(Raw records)
▬▬▬▬▬▬

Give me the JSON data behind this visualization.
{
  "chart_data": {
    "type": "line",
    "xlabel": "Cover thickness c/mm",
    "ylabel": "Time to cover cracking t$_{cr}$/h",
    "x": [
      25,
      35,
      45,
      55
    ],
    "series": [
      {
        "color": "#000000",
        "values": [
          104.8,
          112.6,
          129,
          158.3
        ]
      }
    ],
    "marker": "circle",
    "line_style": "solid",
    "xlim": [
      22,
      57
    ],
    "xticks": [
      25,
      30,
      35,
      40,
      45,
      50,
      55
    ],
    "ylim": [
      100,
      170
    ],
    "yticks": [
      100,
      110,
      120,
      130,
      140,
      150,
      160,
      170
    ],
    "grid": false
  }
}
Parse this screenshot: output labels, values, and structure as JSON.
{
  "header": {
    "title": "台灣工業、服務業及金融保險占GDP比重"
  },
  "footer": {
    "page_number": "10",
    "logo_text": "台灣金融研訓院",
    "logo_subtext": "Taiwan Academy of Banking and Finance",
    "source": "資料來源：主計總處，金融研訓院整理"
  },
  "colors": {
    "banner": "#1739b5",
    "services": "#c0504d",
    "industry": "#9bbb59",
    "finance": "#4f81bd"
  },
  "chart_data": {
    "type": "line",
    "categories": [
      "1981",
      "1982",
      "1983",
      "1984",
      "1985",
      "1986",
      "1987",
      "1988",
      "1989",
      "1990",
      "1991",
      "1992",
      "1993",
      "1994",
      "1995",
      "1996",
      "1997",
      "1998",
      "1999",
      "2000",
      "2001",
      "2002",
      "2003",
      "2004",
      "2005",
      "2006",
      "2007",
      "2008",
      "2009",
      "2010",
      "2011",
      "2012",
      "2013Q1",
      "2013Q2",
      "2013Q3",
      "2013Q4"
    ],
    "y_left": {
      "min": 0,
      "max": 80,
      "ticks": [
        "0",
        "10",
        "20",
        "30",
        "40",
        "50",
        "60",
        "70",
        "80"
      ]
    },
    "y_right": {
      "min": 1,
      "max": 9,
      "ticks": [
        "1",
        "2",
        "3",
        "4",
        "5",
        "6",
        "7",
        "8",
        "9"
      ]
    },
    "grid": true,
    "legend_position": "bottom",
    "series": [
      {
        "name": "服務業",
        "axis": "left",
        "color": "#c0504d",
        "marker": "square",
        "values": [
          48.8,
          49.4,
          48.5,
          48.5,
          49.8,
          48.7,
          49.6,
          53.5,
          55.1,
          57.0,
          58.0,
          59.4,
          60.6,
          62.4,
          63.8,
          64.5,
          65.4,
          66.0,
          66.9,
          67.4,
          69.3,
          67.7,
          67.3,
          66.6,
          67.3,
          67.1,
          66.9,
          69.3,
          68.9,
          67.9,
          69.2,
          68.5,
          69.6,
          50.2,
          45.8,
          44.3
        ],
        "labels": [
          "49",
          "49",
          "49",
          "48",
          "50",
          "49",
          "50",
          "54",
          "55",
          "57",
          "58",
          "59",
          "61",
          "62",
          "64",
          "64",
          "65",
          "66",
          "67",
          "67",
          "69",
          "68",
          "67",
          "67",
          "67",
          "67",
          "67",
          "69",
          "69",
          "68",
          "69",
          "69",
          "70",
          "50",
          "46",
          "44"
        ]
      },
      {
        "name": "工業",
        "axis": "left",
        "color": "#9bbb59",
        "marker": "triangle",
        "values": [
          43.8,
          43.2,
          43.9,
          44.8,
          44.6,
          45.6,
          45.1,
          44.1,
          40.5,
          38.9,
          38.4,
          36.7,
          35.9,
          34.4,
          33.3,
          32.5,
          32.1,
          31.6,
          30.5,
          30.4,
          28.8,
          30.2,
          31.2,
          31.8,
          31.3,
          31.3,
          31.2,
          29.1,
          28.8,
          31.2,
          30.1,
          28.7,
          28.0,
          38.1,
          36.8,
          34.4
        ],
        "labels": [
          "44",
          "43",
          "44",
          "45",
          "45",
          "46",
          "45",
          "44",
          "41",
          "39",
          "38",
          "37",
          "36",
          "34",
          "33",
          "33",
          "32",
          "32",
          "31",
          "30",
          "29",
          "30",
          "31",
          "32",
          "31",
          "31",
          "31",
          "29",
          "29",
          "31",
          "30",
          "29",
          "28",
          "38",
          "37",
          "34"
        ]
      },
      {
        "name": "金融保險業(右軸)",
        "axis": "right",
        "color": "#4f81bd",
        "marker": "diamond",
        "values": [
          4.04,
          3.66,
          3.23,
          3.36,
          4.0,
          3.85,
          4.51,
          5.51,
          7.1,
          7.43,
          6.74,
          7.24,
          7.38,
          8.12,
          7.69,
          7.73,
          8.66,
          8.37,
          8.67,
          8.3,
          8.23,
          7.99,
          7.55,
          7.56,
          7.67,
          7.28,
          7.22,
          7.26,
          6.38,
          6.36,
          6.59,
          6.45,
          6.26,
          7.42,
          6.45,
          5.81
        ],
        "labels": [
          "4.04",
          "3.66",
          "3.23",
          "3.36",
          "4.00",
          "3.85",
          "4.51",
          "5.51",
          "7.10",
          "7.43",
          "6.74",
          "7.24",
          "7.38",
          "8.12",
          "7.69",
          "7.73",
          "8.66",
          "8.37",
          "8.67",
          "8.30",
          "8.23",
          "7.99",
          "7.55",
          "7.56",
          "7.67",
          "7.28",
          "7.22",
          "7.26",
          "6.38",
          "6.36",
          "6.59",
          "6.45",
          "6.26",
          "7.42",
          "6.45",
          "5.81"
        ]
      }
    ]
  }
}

▬▬▬▬▬▬

## Set exercise
Each record should come back exactly as written.

## Full output
Give me the JSON data behind this visualization.
{
  "chart_data": {
    "type": "line",
    "xlabel": "Cover thickness c/mm",
    "ylabel": "Time to cover cracking t$_{cr}$/h",
    "x": [
      25,
      35,
      45,
      55
    ],
    "series": [
      {
        "color": "#000000",
        "values": [
          104.8,
          112.6,
          129,
          158.3
        ]
      }
    ],
    "marker": "circle",
    "line_style": "solid",
    "xlim": [
      22,
      57
    ],
    "xticks": [
      25,
      30,
      35,
      40,
      45,
      50,
      55
    ],
    "ylim": [
      100,
      170
    ],
    "yticks": [
      100,
      110,
      120,
      130,
      140,
      150,
      160,
      170
    ],
    "grid": false
  }
}
Parse this screenshot: output labels, values, and structure as JSON.
{
  "header": {
    "title": "台灣工業、服務業及金融保險占GDP比重"
  },
  "footer": {
    "page_number": "10",
    "logo_text": "台灣金融研訓院",
    "logo_subtext": "Taiwan Academy of Banking and Finance",
    "source": "資料來源：主計總處，金融研訓院整理"
  },
  "colors": {
    "banner": "#1739b5",
    "services": "#c0504d",
    "industry": "#9bbb59",
    "finance": "#4f81bd"
  },
  "chart_data": {
    "type": "line",
    "categories": [
      "1981",
      "1982",
      "1983",
      "1984",
      "1985",
      "1986",
      "1987",
      "1988",
      "1989",
      "1990",
      "1991",
      "1992",
      "1993",
      "1994",
      "1995",
      "1996",
      "1997",
      "1998",
      "1999",
      "2000",
      "2001",
      "2002",
      "2003",
      "2004",
      "2005",
      "2006",
      "2007",
      "2008",
      "2009",
      "2010",
      "2011",
      "2012",
      "2013Q1",
      "2013Q2",
      "2013Q3",
      "2013Q4"
    ],
    "y_left": {
      "min": 0,
      "max": 80,
      "ticks": [
        "0",
        "10",
        "20",
        "30",
        "40",
        "50",
        "60",
        "70",
        "80"
      ]
    },
    "y_right": {
      "min": 1,
      "max": 9,
      "ticks": [
        "1",
        "2",
        "3",
        "4",
        "5",
        "6",
        "7",
        "8",
        "9"
      ]
    },
    "grid": true,
    "legend_position": "bottom",
    "series": [
      {
        "name": "服務業",
        "axis": "left",
        "color": "#c0504d",
        "marker": "square",
        "values": [
          48.8,
          49.4,
          48.5,
          48.5,
          49.8,
          48.7,
          49.6,
          53.5,
          55.1,
          57.0,
          58.0,
          59.4,
          60.6,
          62.4,
          63.8,
          64.5,
          65.4,
          66.0,
          66.9,
          67.4,
          69.3,
          67.7,
          67.3,
          66.6,
          67.3,
          67.1,
          66.9,
          69.3,
          68.9,
          67.9,
          69.2,
          68.5,
          69.6,
          50.2,
          45.8,
          44.3
        ],
        "labels": [
          "49",
          "49",
          "49",
          "48",
          "50",
          "49",
          "50",
          "54",
          "55",
          "57",
          "58",
          "59",
          "61",
          "62",
          "64",
          "64",
          "65",
          "66",
          "67",
          "67",
          "69",
          "68",
          "67",
          "67",
          "67",
          "67",
          "67",
          "69",
          "69",
          "68",
          "69",
          "69",
          "70",
          "50",
          "46",
          "44"
        ]
      },
      {
        "name": "工業",
        "axis": "left",
        "color": "#9bbb59",
        "marker": "triangle",
        "values": [
          43.8,
          43.2,
          43.9,
          44.8,
          44.6,
          45.6,
          45.1,
          44.1,
          40.5,
          38.9,
          38.4,
          36.7,
          35.9,
          34.4,
          33.3,
          32.5,
          32.1,
          31.6,
          30.5,
          30.4,
          28.8,
          30.2,
          31.2,
          31.8,
          31.3,
          31.3,
          31.2,
          29.1,
          28.8,
          31.2,
          30.1,
          28.7,
          28.0,
          38.1,
          36.8,
          34.4
        ],
        "labels": [
          "44",
          "43",
          "44",
          "45",
          "45",
          "46",
          "45",
          "44",
          "41",
          "39",
          "38",
          "37",
          "36",
          "34",
          "33",
          "33",
          "32",
          "32",
          "31",
          "30",
          "29",
          "30",
          "31",
          "32",
          "31",
          "31",
          "31",
          "29",
          "29",
          "31",
          "30",
          "29",
          "28",
          "38",
          "37",
          "34"
        ]
      },
      {
        "name": "金融保險業(右軸)",
        "axis": "right",
        "color": "#4f81bd",
        "marker": "diamond",
        "values": [
          4.04,
          3.66,
          3.23,
          3.36,
          4.0,
          3.85,
          4.51,
          5.51,
          7.1,
          7.43,
          6.74,
          7.24,
          7.38,
          8.12,
          7.69,
          7.73,
          8.66,
          8.37,
          8.67,
          8.3,
          8.23,
          7.99,
          7.55,
          7.56,
          7.67,
          7.28,
          7.22,
          7.26,
          6.38,
          6.36,
          6.59,
          6.45,
          6.26,
          7.42,
          6.45,
          5.81
        ],
        "labels": [
          "4.04",
          "3.66",
          "3.23",
          "3.36",
          "4.00",
          "3.85",
          "4.51",
          "5.51",
          "7.10",
          "7.43",
          "6.74",
          "7.24",
          "7.38",
          "8.12",
          "7.69",
          "7.73",
          "8.66",
          "8.37",
          "8.67",
          "8.30",
          "8.23",
          "7.99",
          "7.55",
          "7.56",
          "7.67",
          "7.28",
          "7.22",
          "7.26",
          "6.38",
          "6.36",
          "6.59",
          "6.45",
          "6.26",
          "7.42",
          "6.45",
          "5.81"
        ]
      }
    ]
  }
}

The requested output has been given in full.